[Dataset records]
+ + + +

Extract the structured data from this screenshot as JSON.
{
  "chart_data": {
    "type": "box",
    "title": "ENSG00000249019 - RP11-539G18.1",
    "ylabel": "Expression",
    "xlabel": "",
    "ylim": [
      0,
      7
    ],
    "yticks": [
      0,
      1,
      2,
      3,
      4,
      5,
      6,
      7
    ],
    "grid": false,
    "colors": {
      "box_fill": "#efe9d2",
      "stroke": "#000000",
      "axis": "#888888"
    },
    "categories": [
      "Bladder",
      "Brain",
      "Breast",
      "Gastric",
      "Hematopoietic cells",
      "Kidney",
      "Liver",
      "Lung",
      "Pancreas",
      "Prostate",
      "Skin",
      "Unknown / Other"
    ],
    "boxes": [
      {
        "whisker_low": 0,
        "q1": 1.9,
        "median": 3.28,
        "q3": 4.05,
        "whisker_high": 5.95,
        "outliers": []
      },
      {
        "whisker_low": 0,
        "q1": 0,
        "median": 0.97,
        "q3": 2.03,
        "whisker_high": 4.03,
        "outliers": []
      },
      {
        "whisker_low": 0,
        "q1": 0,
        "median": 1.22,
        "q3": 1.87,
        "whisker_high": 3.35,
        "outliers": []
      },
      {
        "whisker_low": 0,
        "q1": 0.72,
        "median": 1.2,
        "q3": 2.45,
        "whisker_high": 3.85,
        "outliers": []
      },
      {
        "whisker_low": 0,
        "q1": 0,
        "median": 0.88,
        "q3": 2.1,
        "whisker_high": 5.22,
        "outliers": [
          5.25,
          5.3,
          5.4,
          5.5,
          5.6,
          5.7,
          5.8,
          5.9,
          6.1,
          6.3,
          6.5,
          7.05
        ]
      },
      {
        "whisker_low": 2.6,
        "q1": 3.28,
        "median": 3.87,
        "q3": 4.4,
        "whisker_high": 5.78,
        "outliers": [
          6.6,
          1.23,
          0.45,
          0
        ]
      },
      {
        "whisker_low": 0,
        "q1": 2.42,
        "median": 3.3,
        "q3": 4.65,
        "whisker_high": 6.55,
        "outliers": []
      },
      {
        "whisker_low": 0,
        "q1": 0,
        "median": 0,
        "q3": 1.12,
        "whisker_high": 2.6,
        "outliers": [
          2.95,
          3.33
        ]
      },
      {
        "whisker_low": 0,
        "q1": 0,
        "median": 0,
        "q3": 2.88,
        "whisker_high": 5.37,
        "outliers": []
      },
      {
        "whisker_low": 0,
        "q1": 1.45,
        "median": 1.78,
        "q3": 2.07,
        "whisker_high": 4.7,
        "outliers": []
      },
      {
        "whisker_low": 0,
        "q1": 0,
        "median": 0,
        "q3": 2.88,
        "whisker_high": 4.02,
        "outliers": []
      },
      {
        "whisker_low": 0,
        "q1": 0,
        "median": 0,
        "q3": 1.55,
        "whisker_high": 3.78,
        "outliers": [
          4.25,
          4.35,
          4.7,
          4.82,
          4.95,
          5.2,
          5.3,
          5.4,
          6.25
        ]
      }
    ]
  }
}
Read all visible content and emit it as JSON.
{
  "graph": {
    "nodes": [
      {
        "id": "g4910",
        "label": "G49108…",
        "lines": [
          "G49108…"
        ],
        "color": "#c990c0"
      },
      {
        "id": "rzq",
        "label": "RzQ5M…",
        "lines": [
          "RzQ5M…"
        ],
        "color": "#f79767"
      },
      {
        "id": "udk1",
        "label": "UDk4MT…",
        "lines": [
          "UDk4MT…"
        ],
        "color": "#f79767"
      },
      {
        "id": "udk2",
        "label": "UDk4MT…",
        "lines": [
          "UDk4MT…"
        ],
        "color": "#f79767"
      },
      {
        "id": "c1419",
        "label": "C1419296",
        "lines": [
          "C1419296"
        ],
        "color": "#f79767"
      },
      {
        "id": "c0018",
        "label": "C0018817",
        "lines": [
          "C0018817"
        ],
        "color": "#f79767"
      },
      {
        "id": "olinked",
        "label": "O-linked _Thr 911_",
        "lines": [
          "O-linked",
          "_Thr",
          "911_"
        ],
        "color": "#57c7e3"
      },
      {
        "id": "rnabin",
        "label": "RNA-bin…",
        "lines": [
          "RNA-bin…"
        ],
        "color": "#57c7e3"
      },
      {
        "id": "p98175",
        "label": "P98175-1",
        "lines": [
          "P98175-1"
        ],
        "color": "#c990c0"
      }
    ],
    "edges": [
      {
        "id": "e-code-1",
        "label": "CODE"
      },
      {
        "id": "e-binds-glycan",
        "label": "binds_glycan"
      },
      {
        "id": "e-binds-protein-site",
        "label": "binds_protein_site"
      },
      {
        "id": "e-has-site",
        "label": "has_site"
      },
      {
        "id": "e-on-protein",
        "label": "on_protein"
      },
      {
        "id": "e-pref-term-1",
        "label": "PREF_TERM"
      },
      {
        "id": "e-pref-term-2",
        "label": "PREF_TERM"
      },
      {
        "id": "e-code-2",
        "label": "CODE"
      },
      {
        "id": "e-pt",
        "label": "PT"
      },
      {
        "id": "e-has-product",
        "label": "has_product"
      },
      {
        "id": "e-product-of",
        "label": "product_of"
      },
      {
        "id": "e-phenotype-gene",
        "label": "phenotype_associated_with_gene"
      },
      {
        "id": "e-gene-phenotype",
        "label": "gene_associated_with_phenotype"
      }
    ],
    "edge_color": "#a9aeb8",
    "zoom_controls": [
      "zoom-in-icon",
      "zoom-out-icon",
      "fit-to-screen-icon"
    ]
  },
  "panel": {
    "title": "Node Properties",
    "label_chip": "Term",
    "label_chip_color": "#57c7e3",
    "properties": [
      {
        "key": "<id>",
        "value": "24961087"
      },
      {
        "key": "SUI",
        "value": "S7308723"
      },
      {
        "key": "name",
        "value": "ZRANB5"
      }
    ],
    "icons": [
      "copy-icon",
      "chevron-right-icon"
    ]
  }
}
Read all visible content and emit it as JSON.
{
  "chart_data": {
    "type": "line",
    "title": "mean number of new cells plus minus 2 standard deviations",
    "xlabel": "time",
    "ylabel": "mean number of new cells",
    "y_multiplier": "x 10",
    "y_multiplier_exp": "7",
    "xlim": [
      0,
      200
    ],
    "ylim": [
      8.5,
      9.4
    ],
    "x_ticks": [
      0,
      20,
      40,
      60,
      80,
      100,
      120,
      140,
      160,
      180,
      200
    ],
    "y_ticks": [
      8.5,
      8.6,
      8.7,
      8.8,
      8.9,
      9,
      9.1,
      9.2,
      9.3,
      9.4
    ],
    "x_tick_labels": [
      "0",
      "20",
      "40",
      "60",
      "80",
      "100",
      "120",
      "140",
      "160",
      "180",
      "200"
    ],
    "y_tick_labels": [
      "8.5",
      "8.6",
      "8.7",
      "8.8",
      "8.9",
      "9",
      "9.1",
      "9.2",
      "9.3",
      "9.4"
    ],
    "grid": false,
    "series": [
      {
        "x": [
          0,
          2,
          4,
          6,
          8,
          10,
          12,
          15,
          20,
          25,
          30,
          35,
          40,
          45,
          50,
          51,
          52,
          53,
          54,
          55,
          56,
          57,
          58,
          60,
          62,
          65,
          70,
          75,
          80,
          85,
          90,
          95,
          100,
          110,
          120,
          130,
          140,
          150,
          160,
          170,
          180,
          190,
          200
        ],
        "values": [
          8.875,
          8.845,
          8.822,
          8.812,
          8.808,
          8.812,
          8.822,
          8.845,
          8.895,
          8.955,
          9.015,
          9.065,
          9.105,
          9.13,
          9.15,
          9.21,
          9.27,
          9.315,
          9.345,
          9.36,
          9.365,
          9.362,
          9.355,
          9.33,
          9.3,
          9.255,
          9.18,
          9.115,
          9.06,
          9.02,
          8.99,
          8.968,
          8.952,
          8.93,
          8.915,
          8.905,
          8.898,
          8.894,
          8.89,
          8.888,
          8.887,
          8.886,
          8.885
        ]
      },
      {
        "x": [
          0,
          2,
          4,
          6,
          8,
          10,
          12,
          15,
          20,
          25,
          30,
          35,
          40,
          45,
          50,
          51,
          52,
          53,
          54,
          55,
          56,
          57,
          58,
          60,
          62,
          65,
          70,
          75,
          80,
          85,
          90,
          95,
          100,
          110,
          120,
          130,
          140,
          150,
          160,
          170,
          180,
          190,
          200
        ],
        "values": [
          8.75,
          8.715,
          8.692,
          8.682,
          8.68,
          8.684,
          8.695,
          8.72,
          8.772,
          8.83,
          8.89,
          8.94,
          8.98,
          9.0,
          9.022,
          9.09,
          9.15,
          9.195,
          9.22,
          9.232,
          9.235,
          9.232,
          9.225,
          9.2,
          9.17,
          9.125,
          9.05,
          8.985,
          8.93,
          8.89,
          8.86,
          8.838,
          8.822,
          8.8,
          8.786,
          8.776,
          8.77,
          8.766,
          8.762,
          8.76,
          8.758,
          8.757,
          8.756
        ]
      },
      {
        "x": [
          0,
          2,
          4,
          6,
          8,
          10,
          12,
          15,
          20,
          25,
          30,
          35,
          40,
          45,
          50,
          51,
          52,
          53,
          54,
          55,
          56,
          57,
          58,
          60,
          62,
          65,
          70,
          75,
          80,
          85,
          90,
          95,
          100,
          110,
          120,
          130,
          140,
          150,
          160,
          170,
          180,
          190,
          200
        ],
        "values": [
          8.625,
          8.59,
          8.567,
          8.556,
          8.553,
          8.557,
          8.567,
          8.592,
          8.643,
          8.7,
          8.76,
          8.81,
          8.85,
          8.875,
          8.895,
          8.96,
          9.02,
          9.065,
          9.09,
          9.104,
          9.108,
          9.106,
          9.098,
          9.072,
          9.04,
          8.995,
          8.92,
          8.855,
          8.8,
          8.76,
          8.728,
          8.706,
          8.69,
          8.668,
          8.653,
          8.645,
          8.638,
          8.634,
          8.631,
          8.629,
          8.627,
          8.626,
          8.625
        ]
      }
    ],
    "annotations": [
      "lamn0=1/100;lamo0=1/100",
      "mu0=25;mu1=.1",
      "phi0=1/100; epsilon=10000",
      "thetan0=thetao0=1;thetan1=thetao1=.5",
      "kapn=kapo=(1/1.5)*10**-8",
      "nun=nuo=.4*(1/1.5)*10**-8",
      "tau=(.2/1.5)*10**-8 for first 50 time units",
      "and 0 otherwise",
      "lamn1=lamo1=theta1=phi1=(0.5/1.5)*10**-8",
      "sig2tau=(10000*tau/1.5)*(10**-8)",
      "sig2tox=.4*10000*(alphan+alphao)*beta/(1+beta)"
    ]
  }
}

+ + + +

Task directions ▸ In the data shown above, how many lines hold the string "mean"? The answer is the number alone.

Solution ▸ 2